Start of GIVEN RECORDS

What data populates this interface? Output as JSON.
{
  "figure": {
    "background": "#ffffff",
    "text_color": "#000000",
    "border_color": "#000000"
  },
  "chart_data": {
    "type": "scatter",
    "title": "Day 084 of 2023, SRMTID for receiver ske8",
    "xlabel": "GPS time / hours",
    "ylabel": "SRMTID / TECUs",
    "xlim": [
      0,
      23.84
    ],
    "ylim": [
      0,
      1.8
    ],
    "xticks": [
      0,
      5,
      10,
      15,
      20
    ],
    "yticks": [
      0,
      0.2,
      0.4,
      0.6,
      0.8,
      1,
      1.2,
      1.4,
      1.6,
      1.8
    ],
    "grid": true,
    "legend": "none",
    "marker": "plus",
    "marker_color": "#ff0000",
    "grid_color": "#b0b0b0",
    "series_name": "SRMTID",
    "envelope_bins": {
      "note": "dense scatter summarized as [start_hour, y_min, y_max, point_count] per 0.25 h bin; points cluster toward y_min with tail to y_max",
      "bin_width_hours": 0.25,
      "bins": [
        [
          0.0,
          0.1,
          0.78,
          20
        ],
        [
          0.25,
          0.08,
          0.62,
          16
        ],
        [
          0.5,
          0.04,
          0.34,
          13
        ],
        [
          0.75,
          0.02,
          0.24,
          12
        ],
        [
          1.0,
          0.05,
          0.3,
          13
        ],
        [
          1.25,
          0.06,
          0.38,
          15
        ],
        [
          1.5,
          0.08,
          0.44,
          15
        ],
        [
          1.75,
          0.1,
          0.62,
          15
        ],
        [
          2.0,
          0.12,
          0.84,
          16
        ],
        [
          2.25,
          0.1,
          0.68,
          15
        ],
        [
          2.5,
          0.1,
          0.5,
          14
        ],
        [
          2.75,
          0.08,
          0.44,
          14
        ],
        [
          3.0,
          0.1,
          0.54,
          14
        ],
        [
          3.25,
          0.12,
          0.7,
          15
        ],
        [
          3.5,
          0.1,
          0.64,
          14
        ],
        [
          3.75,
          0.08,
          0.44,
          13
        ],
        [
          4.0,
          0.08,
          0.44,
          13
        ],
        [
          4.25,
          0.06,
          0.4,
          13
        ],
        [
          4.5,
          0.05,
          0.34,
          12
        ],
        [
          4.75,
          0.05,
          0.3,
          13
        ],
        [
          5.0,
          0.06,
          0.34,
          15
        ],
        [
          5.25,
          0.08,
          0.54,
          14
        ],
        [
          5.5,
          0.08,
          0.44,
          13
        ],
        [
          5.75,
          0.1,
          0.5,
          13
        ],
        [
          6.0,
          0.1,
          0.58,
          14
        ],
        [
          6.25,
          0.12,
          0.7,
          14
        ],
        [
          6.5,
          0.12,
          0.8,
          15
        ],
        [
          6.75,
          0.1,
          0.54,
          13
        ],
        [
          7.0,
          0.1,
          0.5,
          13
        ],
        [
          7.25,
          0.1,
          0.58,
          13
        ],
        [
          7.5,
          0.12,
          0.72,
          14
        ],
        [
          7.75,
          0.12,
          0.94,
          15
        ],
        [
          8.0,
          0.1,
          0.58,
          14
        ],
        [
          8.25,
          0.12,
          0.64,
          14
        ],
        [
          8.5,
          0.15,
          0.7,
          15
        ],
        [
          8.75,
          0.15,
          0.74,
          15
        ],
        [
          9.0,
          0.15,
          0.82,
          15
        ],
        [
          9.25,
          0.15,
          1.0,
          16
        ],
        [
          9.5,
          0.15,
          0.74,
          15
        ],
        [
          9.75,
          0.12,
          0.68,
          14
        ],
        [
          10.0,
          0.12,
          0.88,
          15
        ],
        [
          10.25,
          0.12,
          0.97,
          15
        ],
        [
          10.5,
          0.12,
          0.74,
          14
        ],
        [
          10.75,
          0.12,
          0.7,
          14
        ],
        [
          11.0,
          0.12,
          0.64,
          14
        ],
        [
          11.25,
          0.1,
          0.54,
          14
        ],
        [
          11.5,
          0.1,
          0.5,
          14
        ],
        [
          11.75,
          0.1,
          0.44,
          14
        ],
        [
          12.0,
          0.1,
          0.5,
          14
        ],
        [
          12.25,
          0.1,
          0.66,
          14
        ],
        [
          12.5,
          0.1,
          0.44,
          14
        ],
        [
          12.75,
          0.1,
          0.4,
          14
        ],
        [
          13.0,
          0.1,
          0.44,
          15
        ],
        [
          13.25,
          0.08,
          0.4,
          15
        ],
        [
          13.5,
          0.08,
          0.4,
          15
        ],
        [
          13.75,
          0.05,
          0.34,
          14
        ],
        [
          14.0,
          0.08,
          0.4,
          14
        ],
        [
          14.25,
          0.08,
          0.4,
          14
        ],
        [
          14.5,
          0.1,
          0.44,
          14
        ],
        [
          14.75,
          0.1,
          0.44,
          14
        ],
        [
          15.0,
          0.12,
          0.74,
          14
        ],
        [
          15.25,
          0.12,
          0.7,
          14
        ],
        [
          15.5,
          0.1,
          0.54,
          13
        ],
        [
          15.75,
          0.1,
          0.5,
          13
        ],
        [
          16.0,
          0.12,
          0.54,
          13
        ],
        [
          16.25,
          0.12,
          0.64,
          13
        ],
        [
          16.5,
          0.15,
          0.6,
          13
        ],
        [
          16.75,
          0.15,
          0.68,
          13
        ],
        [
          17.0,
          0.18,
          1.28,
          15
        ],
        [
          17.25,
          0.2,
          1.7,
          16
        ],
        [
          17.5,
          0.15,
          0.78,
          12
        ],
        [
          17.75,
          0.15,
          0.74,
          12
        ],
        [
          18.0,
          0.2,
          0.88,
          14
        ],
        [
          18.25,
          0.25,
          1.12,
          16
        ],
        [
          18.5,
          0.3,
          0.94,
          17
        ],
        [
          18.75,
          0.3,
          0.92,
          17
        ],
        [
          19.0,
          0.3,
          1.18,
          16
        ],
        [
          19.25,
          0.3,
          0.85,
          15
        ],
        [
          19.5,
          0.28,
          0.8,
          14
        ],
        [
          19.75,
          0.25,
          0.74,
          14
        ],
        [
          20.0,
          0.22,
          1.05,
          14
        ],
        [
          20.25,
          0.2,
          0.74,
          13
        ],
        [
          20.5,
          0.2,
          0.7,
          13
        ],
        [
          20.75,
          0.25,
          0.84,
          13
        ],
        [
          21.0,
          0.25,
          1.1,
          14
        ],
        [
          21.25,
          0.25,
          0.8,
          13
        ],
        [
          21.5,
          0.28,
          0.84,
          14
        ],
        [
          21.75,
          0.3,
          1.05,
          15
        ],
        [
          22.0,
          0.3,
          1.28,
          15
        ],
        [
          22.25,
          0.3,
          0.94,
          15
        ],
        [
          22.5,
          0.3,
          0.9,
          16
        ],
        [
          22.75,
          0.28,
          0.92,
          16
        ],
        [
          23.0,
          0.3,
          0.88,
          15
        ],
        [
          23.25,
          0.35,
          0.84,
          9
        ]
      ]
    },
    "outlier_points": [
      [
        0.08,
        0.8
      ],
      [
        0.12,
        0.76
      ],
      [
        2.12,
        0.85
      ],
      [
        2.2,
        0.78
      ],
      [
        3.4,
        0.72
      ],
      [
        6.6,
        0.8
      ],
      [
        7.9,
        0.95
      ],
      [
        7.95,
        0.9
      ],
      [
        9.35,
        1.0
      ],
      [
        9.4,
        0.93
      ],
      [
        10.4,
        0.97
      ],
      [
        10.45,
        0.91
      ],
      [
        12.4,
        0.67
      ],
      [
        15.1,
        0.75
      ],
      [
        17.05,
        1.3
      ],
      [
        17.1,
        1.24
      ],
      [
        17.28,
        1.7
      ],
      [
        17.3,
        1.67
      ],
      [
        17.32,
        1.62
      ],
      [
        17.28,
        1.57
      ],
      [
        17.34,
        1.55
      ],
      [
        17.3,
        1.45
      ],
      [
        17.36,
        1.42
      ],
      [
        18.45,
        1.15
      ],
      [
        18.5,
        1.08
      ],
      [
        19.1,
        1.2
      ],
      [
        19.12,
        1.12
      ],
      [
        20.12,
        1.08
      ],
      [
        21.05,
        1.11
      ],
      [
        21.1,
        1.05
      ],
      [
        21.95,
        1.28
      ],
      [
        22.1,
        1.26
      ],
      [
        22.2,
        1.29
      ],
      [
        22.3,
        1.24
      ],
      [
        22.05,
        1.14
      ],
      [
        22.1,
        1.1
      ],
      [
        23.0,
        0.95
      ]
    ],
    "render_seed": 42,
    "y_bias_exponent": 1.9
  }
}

End of GIVEN RECORDS

Within the listing above, copy each line that has the string "SRMTID".

§ **EXERCISE RESPONSE**:
    "title": "Day 084 of 2023, SRMTID for receiver ske8",
    "ylabel": "SRMTID / TECUs",
    "series_name": "SRMTID",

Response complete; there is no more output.